# [TO DO]
Which lines of the records contain "JSON"? Collect every one of them.

### EXERCISE MATERIALS

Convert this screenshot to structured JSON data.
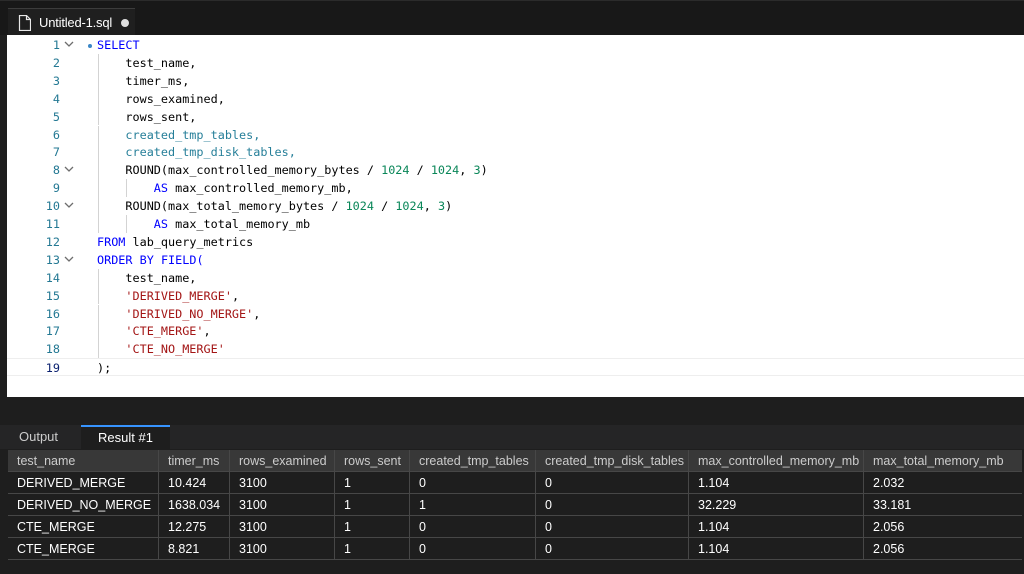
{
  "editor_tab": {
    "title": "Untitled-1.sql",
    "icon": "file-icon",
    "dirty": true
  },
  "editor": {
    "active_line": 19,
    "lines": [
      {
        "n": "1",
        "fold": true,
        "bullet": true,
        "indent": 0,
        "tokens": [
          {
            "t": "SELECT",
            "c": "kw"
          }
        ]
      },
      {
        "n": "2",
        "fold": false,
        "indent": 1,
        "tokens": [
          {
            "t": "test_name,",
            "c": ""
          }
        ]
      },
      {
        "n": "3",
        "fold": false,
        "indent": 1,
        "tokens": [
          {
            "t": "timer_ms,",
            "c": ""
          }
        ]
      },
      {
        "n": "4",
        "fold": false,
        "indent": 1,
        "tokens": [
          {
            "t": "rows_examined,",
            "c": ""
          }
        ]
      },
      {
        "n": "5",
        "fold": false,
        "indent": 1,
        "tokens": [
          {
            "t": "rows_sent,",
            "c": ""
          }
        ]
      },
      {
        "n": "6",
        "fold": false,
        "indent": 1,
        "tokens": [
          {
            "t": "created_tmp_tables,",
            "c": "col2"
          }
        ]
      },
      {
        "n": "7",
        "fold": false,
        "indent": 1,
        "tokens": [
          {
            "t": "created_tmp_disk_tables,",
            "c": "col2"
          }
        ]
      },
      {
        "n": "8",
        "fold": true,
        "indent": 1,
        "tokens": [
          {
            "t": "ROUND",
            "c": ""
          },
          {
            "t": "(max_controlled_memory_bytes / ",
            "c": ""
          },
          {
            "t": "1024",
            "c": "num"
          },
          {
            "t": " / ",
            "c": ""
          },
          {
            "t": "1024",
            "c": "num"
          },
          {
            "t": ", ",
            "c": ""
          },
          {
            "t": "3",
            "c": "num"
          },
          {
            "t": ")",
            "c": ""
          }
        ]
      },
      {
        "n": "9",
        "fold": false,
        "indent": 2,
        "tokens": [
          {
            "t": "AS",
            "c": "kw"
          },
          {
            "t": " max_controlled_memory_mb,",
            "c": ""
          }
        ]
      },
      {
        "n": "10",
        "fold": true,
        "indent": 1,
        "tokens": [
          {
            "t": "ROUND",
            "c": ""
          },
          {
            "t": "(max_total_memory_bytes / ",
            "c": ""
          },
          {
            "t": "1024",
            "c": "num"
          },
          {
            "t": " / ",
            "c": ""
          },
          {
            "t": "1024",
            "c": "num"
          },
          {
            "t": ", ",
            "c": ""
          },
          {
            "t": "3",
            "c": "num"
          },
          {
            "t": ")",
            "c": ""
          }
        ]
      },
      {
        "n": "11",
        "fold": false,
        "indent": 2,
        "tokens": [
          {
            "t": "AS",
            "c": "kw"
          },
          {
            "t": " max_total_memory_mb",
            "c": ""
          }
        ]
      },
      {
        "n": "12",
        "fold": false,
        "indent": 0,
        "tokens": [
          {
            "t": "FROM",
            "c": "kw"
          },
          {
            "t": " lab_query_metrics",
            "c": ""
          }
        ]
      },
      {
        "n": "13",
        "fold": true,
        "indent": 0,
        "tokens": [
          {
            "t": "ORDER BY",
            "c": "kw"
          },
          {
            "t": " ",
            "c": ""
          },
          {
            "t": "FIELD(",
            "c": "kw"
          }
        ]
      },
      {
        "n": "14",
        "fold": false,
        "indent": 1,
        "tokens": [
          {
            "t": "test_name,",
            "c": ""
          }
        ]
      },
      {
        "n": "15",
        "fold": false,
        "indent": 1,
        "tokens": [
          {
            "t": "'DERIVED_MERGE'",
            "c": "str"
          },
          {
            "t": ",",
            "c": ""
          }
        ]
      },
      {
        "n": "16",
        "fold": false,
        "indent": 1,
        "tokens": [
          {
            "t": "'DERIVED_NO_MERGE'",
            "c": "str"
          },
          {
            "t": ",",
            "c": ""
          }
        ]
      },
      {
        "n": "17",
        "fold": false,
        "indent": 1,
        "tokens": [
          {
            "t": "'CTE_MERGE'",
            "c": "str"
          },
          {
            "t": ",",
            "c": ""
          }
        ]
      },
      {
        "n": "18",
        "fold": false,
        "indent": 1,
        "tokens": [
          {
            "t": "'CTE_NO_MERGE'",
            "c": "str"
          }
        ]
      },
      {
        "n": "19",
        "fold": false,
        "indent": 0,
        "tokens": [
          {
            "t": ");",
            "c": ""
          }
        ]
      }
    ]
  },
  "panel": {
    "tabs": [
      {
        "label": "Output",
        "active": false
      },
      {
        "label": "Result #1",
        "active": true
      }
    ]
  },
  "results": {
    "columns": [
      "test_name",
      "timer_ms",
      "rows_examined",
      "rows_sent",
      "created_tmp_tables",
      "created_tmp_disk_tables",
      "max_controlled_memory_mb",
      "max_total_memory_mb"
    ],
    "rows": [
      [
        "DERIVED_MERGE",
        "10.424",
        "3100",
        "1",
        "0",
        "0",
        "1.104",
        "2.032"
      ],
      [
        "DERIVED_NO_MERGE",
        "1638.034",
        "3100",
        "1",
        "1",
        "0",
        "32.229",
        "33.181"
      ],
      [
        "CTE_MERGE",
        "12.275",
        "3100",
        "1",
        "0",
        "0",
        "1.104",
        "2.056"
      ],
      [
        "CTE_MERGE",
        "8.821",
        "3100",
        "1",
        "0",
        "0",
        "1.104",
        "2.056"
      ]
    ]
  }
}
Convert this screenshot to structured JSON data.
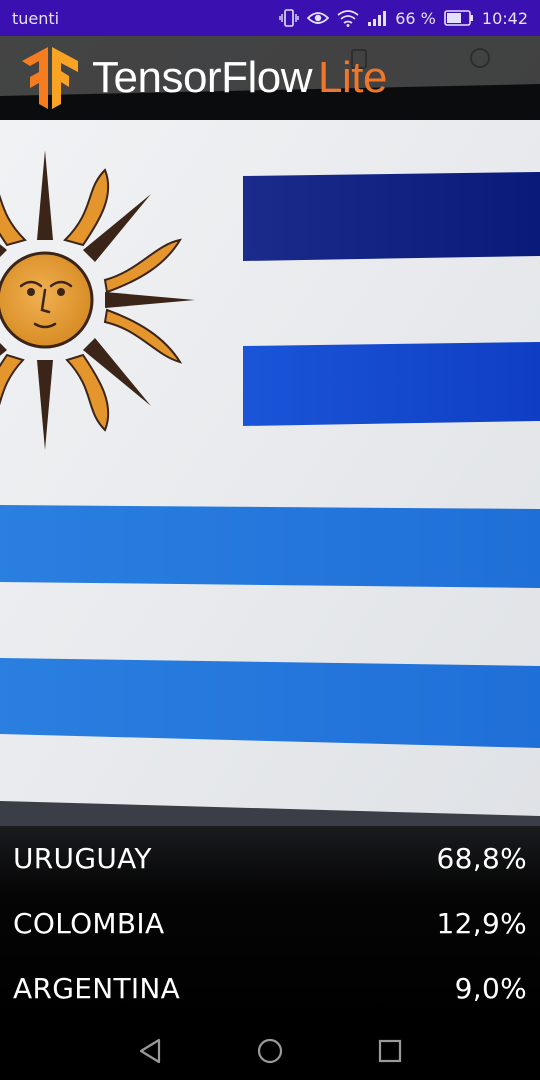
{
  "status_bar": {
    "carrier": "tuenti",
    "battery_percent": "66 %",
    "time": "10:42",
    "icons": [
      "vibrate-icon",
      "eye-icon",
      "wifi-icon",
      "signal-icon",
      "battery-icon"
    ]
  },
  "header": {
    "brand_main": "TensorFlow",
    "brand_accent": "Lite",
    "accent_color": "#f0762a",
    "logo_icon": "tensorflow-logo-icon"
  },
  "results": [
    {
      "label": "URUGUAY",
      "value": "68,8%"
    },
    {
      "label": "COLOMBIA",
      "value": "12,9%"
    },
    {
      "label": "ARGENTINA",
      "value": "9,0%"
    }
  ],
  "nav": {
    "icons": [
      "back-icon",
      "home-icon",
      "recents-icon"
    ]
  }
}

######
### EXERCISE MATERIALS

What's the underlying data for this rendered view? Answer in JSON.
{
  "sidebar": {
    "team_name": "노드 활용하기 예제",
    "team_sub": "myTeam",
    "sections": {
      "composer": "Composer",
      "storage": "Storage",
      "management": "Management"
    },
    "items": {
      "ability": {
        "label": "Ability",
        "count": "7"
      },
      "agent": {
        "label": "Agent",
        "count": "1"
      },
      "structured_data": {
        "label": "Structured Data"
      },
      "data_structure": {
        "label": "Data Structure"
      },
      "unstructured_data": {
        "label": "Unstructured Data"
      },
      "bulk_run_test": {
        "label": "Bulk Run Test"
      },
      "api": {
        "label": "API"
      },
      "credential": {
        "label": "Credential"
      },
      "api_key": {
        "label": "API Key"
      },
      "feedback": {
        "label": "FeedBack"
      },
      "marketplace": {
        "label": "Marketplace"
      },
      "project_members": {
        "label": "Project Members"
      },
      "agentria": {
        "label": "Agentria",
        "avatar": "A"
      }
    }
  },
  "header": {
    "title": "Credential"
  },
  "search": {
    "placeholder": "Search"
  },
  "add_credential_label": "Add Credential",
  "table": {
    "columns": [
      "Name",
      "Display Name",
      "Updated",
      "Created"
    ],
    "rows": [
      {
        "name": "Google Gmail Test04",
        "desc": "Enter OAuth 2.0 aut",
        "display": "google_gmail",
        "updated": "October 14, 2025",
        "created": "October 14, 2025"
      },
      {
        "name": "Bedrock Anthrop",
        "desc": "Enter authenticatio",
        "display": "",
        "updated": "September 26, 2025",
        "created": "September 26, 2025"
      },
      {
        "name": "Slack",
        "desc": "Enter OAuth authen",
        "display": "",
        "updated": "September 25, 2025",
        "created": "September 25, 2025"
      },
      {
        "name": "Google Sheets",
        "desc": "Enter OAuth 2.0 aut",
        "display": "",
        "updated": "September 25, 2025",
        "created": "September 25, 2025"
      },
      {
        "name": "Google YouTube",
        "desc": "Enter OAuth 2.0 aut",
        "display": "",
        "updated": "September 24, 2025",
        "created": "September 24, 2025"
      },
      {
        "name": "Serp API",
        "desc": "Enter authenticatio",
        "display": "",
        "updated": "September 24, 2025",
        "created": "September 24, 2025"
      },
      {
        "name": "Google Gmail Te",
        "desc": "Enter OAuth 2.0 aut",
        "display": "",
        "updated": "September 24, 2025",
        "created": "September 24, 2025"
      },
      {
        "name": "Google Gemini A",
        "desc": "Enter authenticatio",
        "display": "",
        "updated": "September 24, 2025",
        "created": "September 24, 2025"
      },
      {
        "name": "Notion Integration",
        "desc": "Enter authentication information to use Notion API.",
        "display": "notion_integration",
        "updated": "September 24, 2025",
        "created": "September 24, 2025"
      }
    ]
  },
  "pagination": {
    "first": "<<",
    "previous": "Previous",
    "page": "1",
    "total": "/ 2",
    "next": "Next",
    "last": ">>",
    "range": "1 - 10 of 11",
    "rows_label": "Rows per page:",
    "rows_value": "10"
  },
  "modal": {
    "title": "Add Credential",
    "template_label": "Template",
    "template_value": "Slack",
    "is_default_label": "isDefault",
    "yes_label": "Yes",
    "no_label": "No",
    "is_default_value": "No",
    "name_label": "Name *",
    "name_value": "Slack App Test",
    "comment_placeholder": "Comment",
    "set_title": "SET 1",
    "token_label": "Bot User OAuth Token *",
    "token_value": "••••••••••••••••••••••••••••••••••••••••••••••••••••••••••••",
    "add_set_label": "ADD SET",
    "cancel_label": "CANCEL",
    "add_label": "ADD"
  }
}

######
### EXERCISE MATERIALS

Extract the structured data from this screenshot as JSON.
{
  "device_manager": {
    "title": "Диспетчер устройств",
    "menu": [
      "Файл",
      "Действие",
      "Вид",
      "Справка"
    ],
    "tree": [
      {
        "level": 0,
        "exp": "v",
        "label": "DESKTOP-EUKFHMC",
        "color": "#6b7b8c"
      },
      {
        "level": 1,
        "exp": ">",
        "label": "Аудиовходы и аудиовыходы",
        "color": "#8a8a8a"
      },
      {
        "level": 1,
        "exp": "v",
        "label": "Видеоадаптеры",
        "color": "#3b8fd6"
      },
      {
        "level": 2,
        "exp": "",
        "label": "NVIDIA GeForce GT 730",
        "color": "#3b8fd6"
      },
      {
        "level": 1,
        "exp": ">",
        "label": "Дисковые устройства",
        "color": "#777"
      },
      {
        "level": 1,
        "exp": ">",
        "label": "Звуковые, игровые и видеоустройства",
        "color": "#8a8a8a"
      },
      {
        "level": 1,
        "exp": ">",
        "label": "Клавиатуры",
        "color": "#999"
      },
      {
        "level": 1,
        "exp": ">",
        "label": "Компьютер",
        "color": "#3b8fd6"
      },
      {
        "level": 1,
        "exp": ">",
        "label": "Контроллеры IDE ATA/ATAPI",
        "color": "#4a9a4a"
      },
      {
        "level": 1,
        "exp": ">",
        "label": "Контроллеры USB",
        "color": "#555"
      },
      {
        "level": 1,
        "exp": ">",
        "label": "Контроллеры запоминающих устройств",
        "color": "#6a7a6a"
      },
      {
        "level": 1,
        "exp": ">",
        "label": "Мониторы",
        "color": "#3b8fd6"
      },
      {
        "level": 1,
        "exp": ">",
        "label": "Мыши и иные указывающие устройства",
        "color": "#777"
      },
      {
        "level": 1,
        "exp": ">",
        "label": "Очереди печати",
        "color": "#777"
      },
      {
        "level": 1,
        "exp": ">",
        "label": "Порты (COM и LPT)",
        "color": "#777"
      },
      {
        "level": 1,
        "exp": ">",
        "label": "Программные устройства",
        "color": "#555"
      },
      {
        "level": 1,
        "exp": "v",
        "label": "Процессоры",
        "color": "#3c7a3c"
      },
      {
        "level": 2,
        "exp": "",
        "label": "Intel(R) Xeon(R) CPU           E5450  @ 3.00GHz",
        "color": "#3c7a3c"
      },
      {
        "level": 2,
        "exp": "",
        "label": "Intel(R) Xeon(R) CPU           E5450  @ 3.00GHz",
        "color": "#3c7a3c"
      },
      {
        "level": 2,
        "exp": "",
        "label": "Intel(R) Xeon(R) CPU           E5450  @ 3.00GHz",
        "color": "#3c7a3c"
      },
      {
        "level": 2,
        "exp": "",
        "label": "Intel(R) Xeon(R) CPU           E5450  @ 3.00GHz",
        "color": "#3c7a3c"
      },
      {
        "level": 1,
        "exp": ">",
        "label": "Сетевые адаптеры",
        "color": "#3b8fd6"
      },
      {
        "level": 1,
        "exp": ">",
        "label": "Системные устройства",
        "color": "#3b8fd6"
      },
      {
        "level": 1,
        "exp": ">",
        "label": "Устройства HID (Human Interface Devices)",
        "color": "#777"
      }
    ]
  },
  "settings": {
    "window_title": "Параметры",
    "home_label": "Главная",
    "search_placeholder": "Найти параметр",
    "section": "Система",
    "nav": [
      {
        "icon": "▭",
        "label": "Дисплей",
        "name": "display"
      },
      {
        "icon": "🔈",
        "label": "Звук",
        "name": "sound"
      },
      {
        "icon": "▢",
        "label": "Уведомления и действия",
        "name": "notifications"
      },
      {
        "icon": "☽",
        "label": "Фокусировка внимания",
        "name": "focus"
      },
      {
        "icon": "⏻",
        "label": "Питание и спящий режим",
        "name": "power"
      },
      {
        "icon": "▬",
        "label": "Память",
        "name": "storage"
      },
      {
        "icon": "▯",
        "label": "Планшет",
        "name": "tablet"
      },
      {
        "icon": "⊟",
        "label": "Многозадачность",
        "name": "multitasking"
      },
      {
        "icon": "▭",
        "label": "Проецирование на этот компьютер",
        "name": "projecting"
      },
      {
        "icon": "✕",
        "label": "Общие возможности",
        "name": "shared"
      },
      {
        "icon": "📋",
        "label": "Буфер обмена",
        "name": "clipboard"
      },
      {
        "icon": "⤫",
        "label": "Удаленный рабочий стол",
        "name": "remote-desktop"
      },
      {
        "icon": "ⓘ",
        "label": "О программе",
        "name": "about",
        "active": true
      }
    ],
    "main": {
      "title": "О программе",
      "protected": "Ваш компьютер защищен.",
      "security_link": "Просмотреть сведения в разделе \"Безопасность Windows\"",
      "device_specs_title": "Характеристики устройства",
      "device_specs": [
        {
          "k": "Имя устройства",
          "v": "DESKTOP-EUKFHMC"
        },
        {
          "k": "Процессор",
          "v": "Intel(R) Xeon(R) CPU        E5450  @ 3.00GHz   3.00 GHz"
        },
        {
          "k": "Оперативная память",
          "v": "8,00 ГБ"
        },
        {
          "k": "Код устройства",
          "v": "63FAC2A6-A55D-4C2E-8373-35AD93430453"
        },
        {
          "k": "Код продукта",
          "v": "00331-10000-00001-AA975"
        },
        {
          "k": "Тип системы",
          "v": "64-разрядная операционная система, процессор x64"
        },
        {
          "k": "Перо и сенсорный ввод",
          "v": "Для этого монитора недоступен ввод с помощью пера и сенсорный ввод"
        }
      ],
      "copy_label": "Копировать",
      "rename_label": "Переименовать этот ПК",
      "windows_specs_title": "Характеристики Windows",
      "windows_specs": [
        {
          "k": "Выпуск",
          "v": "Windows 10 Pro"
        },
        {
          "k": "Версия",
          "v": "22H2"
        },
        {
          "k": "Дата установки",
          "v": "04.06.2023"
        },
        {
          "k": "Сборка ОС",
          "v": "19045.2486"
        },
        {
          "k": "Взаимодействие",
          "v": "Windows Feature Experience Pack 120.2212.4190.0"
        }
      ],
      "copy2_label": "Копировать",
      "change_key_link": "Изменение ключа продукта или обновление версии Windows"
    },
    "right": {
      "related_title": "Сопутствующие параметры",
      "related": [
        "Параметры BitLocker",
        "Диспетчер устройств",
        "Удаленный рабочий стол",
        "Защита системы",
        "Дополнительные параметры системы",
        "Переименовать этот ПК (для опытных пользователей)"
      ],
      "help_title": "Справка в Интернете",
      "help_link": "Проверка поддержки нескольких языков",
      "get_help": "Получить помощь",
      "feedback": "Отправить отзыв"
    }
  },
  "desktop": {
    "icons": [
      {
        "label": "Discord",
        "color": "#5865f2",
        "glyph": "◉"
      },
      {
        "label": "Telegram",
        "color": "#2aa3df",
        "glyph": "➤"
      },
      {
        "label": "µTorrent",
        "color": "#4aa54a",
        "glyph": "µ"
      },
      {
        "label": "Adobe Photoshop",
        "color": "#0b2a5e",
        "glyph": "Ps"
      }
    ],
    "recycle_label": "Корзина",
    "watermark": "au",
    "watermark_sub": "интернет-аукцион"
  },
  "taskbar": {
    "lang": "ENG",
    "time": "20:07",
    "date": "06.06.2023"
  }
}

######

# [SOLUTION FOR THIS TASK]
Convert this screenshot to structured JSON data.
Convert this screenshot to structured JSON data.
What's the underlying data for this rendered view? Answer in JSON.
Extract the structured data from this screenshot as JSON.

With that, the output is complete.